_THE EXERCISE_
Extract all records. Keep each one exact.

(Data excerpts)
○ ○ ○ ○ ○ ○ ○

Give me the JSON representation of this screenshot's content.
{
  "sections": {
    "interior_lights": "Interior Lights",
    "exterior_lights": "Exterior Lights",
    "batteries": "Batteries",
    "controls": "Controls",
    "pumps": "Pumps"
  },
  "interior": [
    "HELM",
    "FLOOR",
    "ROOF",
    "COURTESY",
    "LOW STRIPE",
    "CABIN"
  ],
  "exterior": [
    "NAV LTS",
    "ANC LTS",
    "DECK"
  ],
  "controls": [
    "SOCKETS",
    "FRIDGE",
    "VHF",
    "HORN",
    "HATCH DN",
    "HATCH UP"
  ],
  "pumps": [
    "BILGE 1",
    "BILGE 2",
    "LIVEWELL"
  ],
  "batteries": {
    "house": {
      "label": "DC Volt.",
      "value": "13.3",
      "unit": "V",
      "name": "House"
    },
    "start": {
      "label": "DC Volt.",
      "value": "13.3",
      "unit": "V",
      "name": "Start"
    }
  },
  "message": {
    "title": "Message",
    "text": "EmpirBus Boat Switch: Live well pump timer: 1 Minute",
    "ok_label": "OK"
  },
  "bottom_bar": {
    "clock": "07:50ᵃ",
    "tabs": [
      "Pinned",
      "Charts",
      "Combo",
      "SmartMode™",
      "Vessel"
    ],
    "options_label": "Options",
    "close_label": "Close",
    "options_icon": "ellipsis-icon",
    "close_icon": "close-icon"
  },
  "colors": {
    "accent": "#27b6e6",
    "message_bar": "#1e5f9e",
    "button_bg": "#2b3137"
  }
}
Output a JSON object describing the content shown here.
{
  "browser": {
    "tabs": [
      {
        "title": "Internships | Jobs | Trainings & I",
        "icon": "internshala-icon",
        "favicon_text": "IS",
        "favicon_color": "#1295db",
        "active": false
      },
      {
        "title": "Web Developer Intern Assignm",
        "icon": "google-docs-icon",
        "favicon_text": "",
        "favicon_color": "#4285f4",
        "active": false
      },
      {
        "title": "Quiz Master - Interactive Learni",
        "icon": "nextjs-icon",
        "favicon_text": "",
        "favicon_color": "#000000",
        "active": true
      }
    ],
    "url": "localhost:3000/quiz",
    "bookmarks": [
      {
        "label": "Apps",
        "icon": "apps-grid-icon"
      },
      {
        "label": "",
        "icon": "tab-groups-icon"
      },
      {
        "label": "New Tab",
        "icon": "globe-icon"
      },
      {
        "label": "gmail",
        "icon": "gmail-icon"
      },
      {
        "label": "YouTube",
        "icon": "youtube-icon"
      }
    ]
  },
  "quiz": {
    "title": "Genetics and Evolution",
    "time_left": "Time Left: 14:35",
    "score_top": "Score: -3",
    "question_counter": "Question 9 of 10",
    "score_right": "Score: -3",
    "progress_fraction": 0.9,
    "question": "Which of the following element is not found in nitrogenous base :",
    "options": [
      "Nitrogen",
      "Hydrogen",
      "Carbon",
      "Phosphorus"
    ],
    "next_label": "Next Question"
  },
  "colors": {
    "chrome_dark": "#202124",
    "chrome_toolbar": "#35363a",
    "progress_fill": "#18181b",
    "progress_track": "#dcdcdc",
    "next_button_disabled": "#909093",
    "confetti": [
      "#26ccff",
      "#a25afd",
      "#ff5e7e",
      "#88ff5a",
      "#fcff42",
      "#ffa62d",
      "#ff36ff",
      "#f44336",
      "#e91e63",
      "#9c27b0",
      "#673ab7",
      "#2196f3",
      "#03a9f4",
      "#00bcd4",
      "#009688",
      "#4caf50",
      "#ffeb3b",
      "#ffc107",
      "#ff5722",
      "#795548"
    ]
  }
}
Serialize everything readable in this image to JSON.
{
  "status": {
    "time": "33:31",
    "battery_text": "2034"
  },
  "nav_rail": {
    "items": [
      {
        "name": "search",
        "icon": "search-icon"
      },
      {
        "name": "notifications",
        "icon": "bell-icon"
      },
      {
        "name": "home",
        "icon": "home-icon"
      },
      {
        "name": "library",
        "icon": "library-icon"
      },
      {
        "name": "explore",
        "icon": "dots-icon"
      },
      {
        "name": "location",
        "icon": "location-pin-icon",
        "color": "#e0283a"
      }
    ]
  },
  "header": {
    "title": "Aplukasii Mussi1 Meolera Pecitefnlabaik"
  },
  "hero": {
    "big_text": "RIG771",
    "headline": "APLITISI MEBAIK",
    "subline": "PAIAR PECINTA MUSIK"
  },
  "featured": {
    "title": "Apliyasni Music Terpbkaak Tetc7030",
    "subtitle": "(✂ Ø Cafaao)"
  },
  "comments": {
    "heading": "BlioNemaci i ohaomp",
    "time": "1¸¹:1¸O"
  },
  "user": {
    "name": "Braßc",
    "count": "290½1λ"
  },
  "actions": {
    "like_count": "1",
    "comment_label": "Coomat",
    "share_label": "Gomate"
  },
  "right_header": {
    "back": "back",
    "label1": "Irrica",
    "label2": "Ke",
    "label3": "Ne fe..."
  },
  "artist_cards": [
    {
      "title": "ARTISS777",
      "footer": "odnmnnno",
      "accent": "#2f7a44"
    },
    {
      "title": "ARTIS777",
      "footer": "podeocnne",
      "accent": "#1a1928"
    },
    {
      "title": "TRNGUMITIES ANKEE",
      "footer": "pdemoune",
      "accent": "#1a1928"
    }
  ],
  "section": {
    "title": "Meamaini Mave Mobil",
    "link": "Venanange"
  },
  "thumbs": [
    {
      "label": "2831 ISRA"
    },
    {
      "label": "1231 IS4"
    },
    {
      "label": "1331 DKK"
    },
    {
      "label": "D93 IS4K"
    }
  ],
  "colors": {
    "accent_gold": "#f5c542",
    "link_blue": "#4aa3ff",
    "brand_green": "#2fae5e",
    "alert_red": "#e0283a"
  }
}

○ ○ ○ ○ ○ ○ ○

_THE ANSWER_
Give me the JSON representation of this screenshot's content.
{
  "sections": {
    "interior_lights": "Interior Lights",
    "exterior_lights": "Exterior Lights",
    "batteries": "Batteries",
    "controls": "Controls",
    "pumps": "Pumps"
  },
  "interior": [
    "HELM",
    "FLOOR",
    "ROOF",
    "COURTESY",
    "LOW STRIPE",
    "CABIN"
  ],
  "exterior": [
    "NAV LTS",
    "ANC LTS",
    "DECK"
  ],
  "controls": [
    "SOCKETS",
    "FRIDGE",
    "VHF",
    "HORN",
    "HATCH DN",
    "HATCH UP"
  ],
  "pumps": [
    "BILGE 1",
    "BILGE 2",
    "LIVEWELL"
  ],
  "batteries": {
    "house": {
      "label": "DC Volt.",
      "value": "13.3",
      "unit": "V",
      "name": "House"
    },
    "start": {
      "label": "DC Volt.",
      "value": "13.3",
      "unit": "V",
      "name": "Start"
    }
  },
  "message": {
    "title": "Message",
    "text": "EmpirBus Boat Switch: Live well pump timer: 1 Minute",
    "ok_label": "OK"
  },
  "bottom_bar": {
    "clock": "07:50ᵃ",
    "tabs": [
      "Pinned",
      "Charts",
      "Combo",
      "SmartMode™",
      "Vessel"
    ],
    "options_label": "Options",
    "close_label": "Close",
    "options_icon": "ellipsis-icon",
    "close_icon": "close-icon"
  },
  "colors": {
    "accent": "#27b6e6",
    "message_bar": "#1e5f9e",
    "button_bg": "#2b3137"
  }
}
Output a JSON object describing the content shown here.
{
  "browser": {
    "tabs": [
      {
        "title": "Internships | Jobs | Trainings & I",
        "icon": "internshala-icon",
        "favicon_text": "IS",
        "favicon_color": "#1295db",
        "active": false
      },
      {
        "title": "Web Developer Intern Assignm",
        "icon": "google-docs-icon",
        "favicon_text": "",
        "favicon_color": "#4285f4",
        "active": false
      },
      {
        "title": "Quiz Master - Interactive Learni",
        "icon": "nextjs-icon",
        "favicon_text": "",
        "favicon_color": "#000000",
        "active": true
      }
    ],
    "url": "localhost:3000/quiz",
    "bookmarks": [
      {
        "label": "Apps",
        "icon": "apps-grid-icon"
      },
      {
        "label": "",
        "icon": "tab-groups-icon"
      },
      {
        "label": "New Tab",
        "icon": "globe-icon"
      },
      {
        "label": "gmail",
        "icon": "gmail-icon"
      },
      {
        "label": "YouTube",
        "icon": "youtube-icon"
      }
    ]
  },
  "quiz": {
    "title": "Genetics and Evolution",
    "time_left": "Time Left: 14:35",
    "score_top": "Score: -3",
    "question_counter": "Question 9 of 10",
    "score_right": "Score: -3",
    "progress_fraction": 0.9,
    "question": "Which of the following element is not found in nitrogenous base :",
    "options": [
      "Nitrogen",
      "Hydrogen",
      "Carbon",
      "Phosphorus"
    ],
    "next_label": "Next Question"
  },
  "colors": {
    "chrome_dark": "#202124",
    "chrome_toolbar": "#35363a",
    "progress_fill": "#18181b",
    "progress_track": "#dcdcdc",
    "next_button_disabled": "#909093",
    "confetti": [
      "#26ccff",
      "#a25afd",
      "#ff5e7e",
      "#88ff5a",
      "#fcff42",
      "#ffa62d",
      "#ff36ff",
      "#f44336",
      "#e91e63",
      "#9c27b0",
      "#673ab7",
      "#2196f3",
      "#03a9f4",
      "#00bcd4",
      "#009688",
      "#4caf50",
      "#ffeb3b",
      "#ffc107",
      "#ff5722",
      "#795548"
    ]
  }
}
Serialize everything readable in this image to JSON.
{
  "status": {
    "time": "33:31",
    "battery_text": "2034"
  },
  "nav_rail": {
    "items": [
      {
        "name": "search",
        "icon": "search-icon"
      },
      {
        "name": "notifications",
        "icon": "bell-icon"
      },
      {
        "name": "home",
        "icon": "home-icon"
      },
      {
        "name": "library",
        "icon": "library-icon"
      },
      {
        "name": "explore",
        "icon": "dots-icon"
      },
      {
        "name": "location",
        "icon": "location-pin-icon",
        "color": "#e0283a"
      }
    ]
  },
  "header": {
    "title": "Aplukasii Mussi1 Meolera Pecitefnlabaik"
  },
  "hero": {
    "big_text": "RIG771",
    "headline": "APLITISI MEBAIK",
    "subline": "PAIAR PECINTA MUSIK"
  },
  "featured": {
    "title": "Apliyasni Music Terpbkaak Tetc7030",
    "subtitle": "(✂ Ø Cafaao)"
  },
  "comments": {
    "heading": "BlioNemaci i ohaomp",
    "time": "1¸¹:1¸O"
  },
  "user": {
    "name": "Braßc",
    "count": "290½1λ"
  },
  "actions": {
    "like_count": "1",
    "comment_label": "Coomat",
    "share_label": "Gomate"
  },
  "right_header": {
    "back": "back",
    "label1": "Irrica",
    "label2": "Ke",
    "label3": "Ne fe..."
  },
  "artist_cards": [
    {
      "title": "ARTISS777",
      "footer": "odnmnnno",
      "accent": "#2f7a44"
    },
    {
      "title": "ARTIS777",
      "footer": "podeocnne",
      "accent": "#1a1928"
    },
    {
      "title": "TRNGUMITIES ANKEE",
      "footer": "pdemoune",
      "accent": "#1a1928"
    }
  ],
  "section": {
    "title": "Meamaini Mave Mobil",
    "link": "Venanange"
  },
  "thumbs": [
    {
      "label": "2831 ISRA"
    },
    {
      "label": "1231 IS4"
    },
    {
      "label": "1331 DKK"
    },
    {
      "label": "D93 IS4K"
    }
  ],
  "colors": {
    "accent_gold": "#f5c542",
    "link_blue": "#4aa3ff",
    "brand_green": "#2fae5e",
    "alert_red": "#e0283a"
  }
}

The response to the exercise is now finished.